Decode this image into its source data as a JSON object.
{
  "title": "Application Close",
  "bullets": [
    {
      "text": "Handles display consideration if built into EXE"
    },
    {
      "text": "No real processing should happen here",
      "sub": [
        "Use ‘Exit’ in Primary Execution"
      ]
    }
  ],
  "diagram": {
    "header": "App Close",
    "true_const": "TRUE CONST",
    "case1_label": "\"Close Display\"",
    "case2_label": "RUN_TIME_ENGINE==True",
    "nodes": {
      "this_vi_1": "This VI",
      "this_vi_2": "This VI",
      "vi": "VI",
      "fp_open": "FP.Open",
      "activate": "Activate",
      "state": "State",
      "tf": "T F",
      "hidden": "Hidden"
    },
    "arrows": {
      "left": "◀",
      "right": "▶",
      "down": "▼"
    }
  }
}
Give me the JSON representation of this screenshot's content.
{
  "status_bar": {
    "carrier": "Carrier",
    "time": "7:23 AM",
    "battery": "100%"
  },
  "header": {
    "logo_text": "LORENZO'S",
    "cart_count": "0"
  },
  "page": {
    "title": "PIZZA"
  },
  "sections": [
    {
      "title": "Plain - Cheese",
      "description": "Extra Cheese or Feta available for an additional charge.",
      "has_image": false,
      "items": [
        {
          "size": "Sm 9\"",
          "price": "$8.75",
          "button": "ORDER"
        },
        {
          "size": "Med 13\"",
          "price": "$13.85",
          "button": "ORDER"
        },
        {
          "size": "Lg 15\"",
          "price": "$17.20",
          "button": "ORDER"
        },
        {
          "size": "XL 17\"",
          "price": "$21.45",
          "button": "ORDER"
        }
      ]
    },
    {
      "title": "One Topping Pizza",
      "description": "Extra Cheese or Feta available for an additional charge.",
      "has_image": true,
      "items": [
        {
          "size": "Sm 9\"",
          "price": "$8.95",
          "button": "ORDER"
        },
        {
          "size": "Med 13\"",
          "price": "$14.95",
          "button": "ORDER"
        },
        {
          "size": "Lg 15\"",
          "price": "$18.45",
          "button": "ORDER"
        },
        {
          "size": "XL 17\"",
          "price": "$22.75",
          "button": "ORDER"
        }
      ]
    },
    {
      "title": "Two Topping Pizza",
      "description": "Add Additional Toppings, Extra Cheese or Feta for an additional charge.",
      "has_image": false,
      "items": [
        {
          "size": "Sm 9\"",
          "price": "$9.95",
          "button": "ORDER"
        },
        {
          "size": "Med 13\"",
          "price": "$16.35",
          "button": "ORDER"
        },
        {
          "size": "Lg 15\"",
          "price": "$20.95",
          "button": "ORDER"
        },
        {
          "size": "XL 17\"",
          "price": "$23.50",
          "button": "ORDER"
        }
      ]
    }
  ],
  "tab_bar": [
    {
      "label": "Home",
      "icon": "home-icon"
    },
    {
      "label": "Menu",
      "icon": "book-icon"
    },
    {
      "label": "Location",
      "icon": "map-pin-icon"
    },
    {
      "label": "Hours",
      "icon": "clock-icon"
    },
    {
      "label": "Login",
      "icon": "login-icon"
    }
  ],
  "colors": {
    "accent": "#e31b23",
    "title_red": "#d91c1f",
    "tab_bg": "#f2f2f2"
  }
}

## Short problem
Extract every record and return it verbatim.

## Solution for this problem
Decode this image into its source data as a JSON object.
{
  "title": "Application Close",
  "bullets": [
    {
      "text": "Handles display consideration if built into EXE"
    },
    {
      "text": "No real processing should happen here",
      "sub": [
        "Use ‘Exit’ in Primary Execution"
      ]
    }
  ],
  "diagram": {
    "header": "App Close",
    "true_const": "TRUE CONST",
    "case1_label": "\"Close Display\"",
    "case2_label": "RUN_TIME_ENGINE==True",
    "nodes": {
      "this_vi_1": "This VI",
      "this_vi_2": "This VI",
      "vi": "VI",
      "fp_open": "FP.Open",
      "activate": "Activate",
      "state": "State",
      "tf": "T F",
      "hidden": "Hidden"
    },
    "arrows": {
      "left": "◀",
      "right": "▶",
      "down": "▼"
    }
  }
}
Give me the JSON representation of this screenshot's content.
{
  "status_bar": {
    "carrier": "Carrier",
    "time": "7:23 AM",
    "battery": "100%"
  },
  "header": {
    "logo_text": "LORENZO'S",
    "cart_count": "0"
  },
  "page": {
    "title": "PIZZA"
  },
  "sections": [
    {
      "title": "Plain - Cheese",
      "description": "Extra Cheese or Feta available for an additional charge.",
      "has_image": false,
      "items": [
        {
          "size": "Sm 9\"",
          "price": "$8.75",
          "button": "ORDER"
        },
        {
          "size": "Med 13\"",
          "price": "$13.85",
          "button": "ORDER"
        },
        {
          "size": "Lg 15\"",
          "price": "$17.20",
          "button": "ORDER"
        },
        {
          "size": "XL 17\"",
          "price": "$21.45",
          "button": "ORDER"
        }
      ]
    },
    {
      "title": "One Topping Pizza",
      "description": "Extra Cheese or Feta available for an additional charge.",
      "has_image": true,
      "items": [
        {
          "size": "Sm 9\"",
          "price": "$8.95",
          "button": "ORDER"
        },
        {
          "size": "Med 13\"",
          "price": "$14.95",
          "button": "ORDER"
        },
        {
          "size": "Lg 15\"",
          "price": "$18.45",
          "button": "ORDER"
        },
        {
          "size": "XL 17\"",
          "price": "$22.75",
          "button": "ORDER"
        }
      ]
    },
    {
      "title": "Two Topping Pizza",
      "description": "Add Additional Toppings, Extra Cheese or Feta for an additional charge.",
      "has_image": false,
      "items": [
        {
          "size": "Sm 9\"",
          "price": "$9.95",
          "button": "ORDER"
        },
        {
          "size": "Med 13\"",
          "price": "$16.35",
          "button": "ORDER"
        },
        {
          "size": "Lg 15\"",
          "price": "$20.95",
          "button": "ORDER"
        },
        {
          "size": "XL 17\"",
          "price": "$23.50",
          "button": "ORDER"
        }
      ]
    }
  ],
  "tab_bar": [
    {
      "label": "Home",
      "icon": "home-icon"
    },
    {
      "label": "Menu",
      "icon": "book-icon"
    },
    {
      "label": "Location",
      "icon": "map-pin-icon"
    },
    {
      "label": "Hours",
      "icon": "clock-icon"
    },
    {
      "label": "Login",
      "icon": "login-icon"
    }
  ],
  "colors": {
    "accent": "#e31b23",
    "title_red": "#d91c1f",
    "tab_bg": "#f2f2f2"
  }
}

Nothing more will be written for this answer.